— Start LISTED RECORDS —

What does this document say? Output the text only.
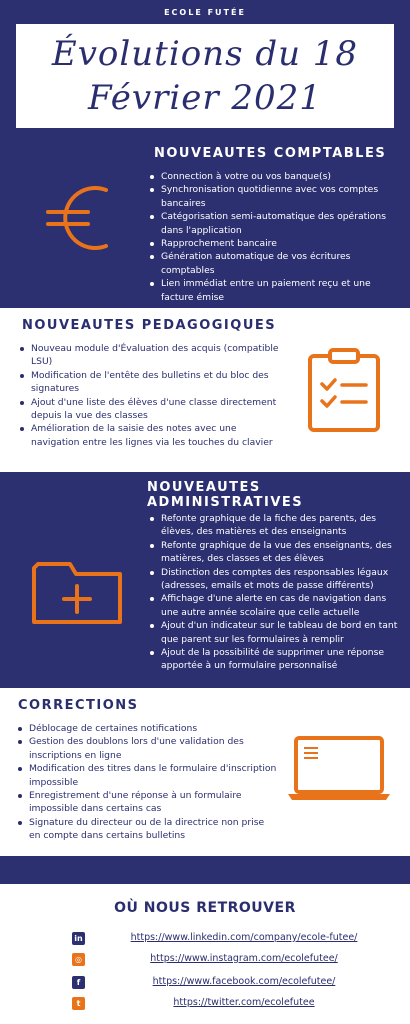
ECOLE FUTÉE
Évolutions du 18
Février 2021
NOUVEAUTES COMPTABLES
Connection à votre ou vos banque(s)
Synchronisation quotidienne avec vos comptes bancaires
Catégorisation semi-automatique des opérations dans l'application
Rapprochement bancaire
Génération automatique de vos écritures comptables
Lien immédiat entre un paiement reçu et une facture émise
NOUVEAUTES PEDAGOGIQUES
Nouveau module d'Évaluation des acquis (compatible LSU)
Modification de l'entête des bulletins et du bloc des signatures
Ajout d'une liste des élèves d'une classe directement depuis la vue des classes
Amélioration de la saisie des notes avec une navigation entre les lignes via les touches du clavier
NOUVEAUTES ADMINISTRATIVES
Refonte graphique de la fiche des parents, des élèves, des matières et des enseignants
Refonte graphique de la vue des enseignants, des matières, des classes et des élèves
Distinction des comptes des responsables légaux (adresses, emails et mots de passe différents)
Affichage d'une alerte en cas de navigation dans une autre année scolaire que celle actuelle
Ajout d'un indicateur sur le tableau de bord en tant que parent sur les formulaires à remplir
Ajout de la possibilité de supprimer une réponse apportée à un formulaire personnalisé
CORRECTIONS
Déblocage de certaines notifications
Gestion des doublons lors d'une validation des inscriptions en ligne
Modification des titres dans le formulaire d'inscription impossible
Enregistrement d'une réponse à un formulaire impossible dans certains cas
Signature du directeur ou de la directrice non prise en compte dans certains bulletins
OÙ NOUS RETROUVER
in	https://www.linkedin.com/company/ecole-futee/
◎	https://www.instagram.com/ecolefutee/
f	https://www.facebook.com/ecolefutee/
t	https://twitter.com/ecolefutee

— End LISTED RECORDS —
— Start LISTED RECORDS —

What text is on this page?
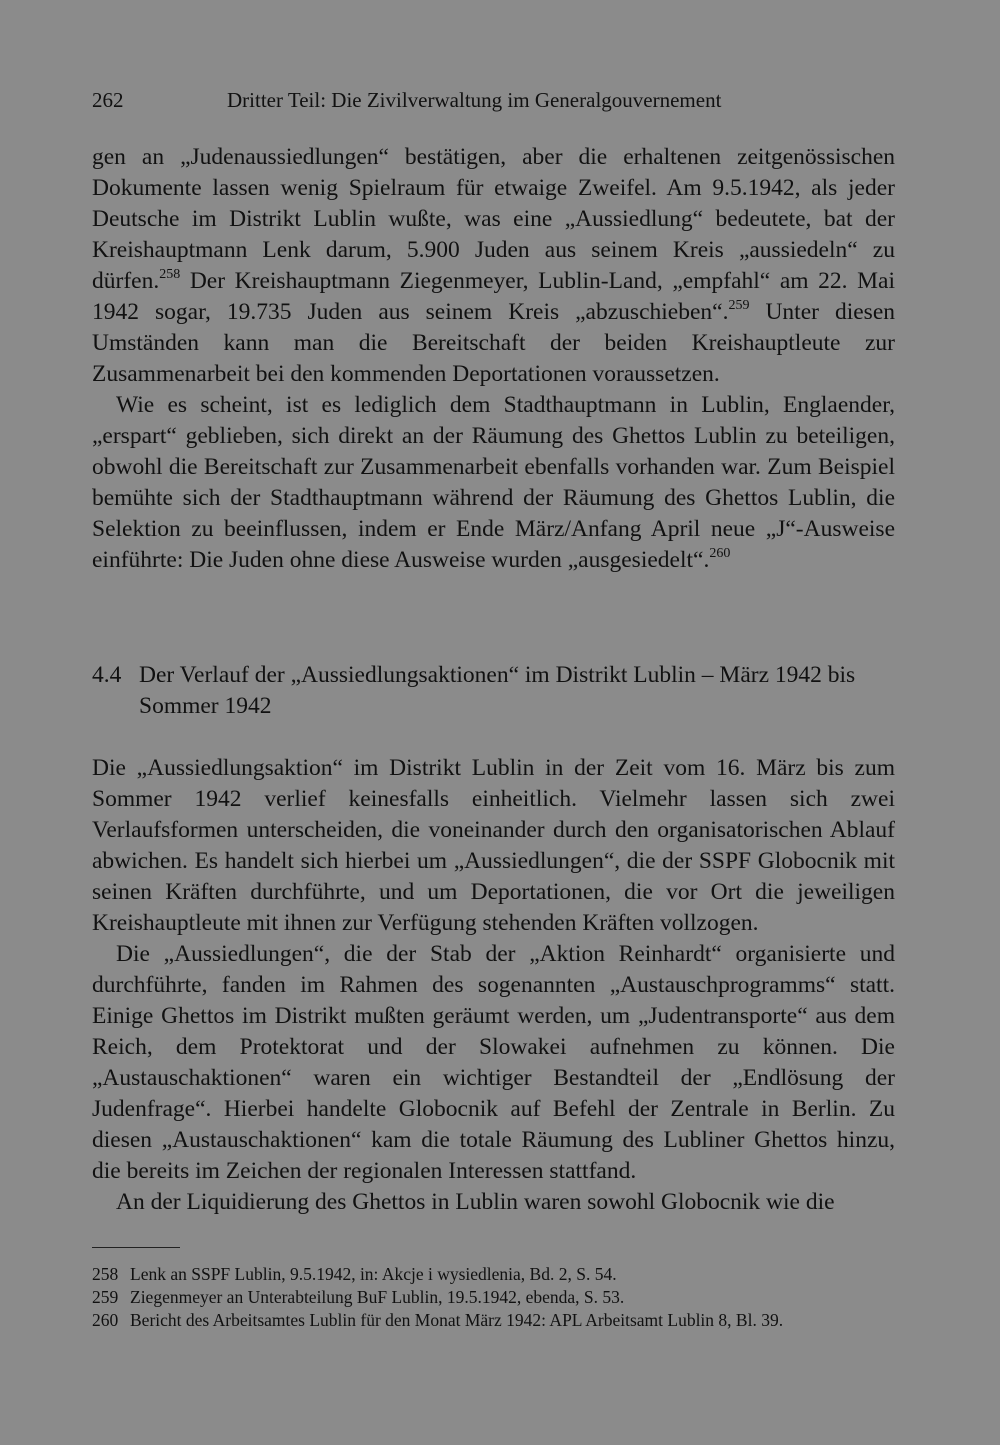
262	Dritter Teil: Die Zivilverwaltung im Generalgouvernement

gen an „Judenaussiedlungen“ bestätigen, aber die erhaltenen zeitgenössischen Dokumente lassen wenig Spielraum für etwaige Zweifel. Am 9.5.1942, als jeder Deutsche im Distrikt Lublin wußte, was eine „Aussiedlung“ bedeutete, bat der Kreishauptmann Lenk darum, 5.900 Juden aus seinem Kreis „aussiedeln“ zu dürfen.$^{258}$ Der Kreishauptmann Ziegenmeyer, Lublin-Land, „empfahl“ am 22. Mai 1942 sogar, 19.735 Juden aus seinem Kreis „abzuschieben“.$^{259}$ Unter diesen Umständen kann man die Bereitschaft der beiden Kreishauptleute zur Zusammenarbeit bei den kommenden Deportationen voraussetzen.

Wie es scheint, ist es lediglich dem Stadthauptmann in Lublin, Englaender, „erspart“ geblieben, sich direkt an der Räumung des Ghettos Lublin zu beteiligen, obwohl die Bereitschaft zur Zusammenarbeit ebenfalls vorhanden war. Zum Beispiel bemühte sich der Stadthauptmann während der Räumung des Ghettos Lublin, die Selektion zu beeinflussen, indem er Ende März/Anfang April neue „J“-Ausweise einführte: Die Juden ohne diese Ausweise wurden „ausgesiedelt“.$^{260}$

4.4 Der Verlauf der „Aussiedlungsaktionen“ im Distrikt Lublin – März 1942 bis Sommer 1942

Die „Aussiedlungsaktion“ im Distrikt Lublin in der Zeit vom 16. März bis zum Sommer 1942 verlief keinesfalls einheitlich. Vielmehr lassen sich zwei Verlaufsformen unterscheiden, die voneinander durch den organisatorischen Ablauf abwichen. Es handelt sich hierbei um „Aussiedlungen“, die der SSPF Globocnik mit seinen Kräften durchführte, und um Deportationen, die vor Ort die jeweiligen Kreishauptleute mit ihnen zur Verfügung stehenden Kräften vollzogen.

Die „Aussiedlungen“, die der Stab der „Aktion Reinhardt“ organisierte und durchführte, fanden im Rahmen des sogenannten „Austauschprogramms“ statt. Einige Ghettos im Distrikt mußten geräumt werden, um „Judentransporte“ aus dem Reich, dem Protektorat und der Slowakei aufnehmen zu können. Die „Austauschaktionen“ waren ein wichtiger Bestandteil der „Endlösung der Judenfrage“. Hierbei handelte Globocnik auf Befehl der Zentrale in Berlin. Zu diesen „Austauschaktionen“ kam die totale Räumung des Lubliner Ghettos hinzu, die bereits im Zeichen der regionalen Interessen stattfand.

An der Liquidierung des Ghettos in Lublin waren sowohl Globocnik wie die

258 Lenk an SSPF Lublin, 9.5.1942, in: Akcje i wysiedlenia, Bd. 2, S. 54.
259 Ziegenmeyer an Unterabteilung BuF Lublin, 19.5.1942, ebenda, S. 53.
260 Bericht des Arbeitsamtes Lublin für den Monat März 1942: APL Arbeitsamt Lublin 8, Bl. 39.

— End LISTED RECORDS —

--- EXERCISE REQUIREMENTS ---
From the records above, pick out and copy each line holding the word "avec".

--- PROBLEM SOLUTION ---
Synchronisation quotidienne avec vos comptes bancaires
Amélioration de la saisie des notes avec une navigation entre les lignes via les touches du clavier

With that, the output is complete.